[发明专利]数据流处理方法及系统、控制器、交换设备

说明书

技术领域

本发明实施例涉及通信技术，尤其涉及数据流处理方法及系统、控制器、交换设备。

背景技术

传统网络架构中，通常包括若干路由交换设备，每个路由交换设备可以连接若干主机设备，所有路由交换设备均直接或间接与网关设备相连，由网关设备与外部网络连接。在对网络中的流量安全性进行检测时，可以在网络的关键路径处部署流量检测设备。例如，对于一个局域网或者公司网，通常可以在网关设备与外部网络的连接路径上部署流量检测设备，以此检测局域网或者公司网的整体流量安全性。

随着通信技术的发展，出现了一种新型的网络架构，即软件定义网络（Software Defined Network,简称SDN），也被称为可编程网络，SDN网络将网络设备控制平面与数据转发平面分离开来，是一种新的网络控制平面的实现方法，SDN网络不仅能够降低网络复杂度、满足网络虚拟化和云计算的要求，还能够减少数据转发平面设备的复杂度，因此，是新型网络架构的发展趋势。

- [所示信息]
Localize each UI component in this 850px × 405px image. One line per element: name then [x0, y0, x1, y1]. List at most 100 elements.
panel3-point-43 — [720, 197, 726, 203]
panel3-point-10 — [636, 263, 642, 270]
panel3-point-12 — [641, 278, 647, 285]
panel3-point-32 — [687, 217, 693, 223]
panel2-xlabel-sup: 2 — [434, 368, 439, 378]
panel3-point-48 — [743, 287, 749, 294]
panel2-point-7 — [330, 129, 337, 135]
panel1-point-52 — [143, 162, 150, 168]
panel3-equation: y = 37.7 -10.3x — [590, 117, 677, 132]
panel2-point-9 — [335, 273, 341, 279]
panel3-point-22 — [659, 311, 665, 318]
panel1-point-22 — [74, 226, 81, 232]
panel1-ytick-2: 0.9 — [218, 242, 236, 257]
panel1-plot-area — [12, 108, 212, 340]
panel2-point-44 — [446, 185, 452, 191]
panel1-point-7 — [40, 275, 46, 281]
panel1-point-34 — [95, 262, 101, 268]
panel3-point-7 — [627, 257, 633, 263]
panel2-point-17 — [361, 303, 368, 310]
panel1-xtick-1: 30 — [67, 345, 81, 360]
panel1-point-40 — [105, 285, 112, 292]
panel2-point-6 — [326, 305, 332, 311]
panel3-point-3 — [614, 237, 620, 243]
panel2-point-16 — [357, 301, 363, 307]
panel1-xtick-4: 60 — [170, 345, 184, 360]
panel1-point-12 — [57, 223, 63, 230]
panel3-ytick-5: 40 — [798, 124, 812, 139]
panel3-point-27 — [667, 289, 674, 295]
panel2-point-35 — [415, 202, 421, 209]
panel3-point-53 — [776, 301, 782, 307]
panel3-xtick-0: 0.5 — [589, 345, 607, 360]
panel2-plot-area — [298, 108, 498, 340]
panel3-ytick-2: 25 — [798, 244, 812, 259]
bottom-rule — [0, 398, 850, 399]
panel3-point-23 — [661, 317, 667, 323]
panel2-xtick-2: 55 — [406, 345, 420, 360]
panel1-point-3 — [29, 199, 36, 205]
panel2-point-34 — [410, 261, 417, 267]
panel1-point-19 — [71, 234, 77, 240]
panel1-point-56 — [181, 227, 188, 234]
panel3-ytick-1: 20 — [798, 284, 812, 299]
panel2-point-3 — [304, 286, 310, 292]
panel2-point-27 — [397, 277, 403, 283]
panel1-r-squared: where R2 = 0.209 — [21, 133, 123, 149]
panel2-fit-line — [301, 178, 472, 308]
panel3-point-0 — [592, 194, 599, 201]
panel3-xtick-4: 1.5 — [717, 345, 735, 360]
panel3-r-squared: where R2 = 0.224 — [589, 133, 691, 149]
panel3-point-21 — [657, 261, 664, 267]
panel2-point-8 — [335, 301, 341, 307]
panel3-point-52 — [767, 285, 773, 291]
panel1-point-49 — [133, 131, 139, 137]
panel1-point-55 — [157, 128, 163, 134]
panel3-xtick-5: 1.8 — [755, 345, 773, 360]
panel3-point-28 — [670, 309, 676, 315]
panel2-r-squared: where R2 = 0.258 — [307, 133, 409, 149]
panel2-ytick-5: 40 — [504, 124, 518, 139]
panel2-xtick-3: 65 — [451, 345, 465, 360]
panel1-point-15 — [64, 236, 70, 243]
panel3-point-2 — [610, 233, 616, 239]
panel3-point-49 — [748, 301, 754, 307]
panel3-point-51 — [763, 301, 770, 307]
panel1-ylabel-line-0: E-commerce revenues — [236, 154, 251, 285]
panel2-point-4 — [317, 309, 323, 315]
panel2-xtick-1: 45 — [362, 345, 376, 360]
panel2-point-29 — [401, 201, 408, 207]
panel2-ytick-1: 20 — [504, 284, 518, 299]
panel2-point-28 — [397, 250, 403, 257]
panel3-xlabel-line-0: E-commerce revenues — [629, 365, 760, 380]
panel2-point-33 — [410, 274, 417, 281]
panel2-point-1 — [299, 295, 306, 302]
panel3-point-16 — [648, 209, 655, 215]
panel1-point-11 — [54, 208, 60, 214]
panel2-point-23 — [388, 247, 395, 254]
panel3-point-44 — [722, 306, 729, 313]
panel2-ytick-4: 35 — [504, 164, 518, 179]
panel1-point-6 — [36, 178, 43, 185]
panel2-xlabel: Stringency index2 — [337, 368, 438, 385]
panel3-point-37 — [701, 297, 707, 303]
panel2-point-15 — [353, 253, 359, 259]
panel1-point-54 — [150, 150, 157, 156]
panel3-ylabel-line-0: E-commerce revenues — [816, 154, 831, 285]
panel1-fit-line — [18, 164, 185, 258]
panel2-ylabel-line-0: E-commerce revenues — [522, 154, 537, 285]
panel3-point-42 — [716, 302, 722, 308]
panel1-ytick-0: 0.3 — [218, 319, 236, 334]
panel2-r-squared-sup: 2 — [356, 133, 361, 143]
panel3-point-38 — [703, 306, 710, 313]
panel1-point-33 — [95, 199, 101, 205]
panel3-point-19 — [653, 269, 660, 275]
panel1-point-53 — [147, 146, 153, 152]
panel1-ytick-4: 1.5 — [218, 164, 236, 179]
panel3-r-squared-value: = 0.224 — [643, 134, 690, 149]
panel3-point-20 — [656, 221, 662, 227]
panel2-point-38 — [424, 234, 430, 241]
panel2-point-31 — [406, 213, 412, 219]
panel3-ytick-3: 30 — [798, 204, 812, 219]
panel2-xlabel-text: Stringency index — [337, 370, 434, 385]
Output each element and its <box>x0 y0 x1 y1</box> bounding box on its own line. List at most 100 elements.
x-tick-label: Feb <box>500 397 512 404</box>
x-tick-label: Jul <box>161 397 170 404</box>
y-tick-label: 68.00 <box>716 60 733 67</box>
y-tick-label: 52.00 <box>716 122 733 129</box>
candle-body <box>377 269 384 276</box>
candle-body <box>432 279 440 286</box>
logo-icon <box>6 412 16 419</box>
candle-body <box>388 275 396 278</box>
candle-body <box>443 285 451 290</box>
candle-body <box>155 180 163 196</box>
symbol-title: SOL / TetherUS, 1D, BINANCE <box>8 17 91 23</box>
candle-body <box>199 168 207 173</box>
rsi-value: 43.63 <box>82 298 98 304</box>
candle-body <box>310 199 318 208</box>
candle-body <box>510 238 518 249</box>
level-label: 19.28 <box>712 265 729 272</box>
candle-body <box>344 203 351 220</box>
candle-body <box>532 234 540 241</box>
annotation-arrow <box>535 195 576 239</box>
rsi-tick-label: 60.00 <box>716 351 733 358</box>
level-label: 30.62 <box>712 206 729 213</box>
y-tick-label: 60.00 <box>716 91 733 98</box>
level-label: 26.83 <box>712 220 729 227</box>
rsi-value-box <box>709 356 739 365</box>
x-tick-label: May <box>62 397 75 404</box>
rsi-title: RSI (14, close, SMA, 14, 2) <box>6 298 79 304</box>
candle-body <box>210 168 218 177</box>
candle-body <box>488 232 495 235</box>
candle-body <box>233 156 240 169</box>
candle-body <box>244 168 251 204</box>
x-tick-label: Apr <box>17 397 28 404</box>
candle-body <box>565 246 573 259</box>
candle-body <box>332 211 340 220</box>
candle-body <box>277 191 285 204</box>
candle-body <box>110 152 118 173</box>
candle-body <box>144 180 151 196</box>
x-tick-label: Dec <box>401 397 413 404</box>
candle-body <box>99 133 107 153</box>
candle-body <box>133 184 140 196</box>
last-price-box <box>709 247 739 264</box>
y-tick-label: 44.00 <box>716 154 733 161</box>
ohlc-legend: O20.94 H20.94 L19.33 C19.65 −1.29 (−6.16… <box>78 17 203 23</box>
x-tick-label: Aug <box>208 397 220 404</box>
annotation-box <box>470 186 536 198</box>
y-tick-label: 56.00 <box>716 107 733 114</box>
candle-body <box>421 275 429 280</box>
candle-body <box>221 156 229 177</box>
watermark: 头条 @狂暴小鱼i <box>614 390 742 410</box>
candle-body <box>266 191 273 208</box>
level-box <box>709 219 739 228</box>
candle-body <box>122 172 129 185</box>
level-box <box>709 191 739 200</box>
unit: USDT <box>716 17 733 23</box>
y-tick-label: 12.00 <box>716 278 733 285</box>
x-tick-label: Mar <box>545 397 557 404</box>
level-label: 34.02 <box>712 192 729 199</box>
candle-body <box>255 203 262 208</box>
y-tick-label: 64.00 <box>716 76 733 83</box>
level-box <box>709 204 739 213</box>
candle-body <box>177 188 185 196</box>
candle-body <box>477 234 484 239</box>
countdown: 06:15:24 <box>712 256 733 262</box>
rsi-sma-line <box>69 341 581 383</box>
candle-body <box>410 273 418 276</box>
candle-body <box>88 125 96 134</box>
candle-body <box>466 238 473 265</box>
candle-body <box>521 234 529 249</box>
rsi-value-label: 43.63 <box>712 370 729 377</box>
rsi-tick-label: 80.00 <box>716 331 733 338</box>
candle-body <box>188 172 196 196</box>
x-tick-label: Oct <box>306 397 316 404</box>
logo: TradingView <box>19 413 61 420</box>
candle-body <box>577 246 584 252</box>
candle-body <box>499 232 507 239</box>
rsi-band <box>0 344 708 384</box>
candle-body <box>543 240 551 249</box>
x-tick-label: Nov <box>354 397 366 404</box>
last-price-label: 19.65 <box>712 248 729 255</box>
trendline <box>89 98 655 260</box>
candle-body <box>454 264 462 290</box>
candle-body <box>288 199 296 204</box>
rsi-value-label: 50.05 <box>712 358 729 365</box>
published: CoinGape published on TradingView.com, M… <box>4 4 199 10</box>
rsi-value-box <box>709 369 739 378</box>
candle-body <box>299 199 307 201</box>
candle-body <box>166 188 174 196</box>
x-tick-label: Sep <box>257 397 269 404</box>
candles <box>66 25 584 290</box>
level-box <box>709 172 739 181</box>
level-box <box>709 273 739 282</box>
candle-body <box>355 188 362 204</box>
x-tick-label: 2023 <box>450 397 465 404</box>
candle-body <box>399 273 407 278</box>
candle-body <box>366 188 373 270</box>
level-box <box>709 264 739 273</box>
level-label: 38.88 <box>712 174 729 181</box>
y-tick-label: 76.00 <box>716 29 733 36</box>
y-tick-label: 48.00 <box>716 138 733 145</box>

- [任务要求] 接着这段关于数据流处理方法的专利说明书往下续写，从其最后一句之后开始。

- [任务答案]
发明人在对现有技术的研究过程发现，如果在SDN网络中采用传统网络的流量检测方法，则仅能检测网络整体流量的安全性，而难以对网络内部交换设备之间所传输流量的安全性进行检测，从而导致网络流量检测不准确。

发明内容

本发明实施例的目的在于提供一种数据流处理方法及系统、控制器、交换设备，解决SDN网络中无法检测交换设备接收或转发的数据流是否安全的问题。

第一方面，本发明实施例提供一种数据流处理方法，包括：

接收软件定义网络中任一交换设备发送的数据流的第一特征信息，根据预设安全规则和所述第一特征信息，检测所述数据流是否安全，获得检测结果；

若所述检测结果为安全，则为所述数据流制定转发策略，向所述交换设备下发所述转发策略，以供所述交换设备根据所述转发策略对所述数据流进行转发处理；

若所述检测结果为不安全，则生成第一指示，并向所述交换设备下发所述第一指示，所述第一指示用以指示所述交换设备丢弃所述数据流。

结合第一方面，在第一方面的第一种可能的实现方式中，所述预设安全规则包括：

禁止或允许具有特定特征信息的数据流发起设备对另一具有特定特征信息的数据流接收设备执行特定操作。

结合第一方面，在第一方面的第二种可能的实现方式中，所述第一特征信息为所述数据流首报文的包头，或所述数据流的首报文，或所述数据流中包括首报文在内的多个数据包。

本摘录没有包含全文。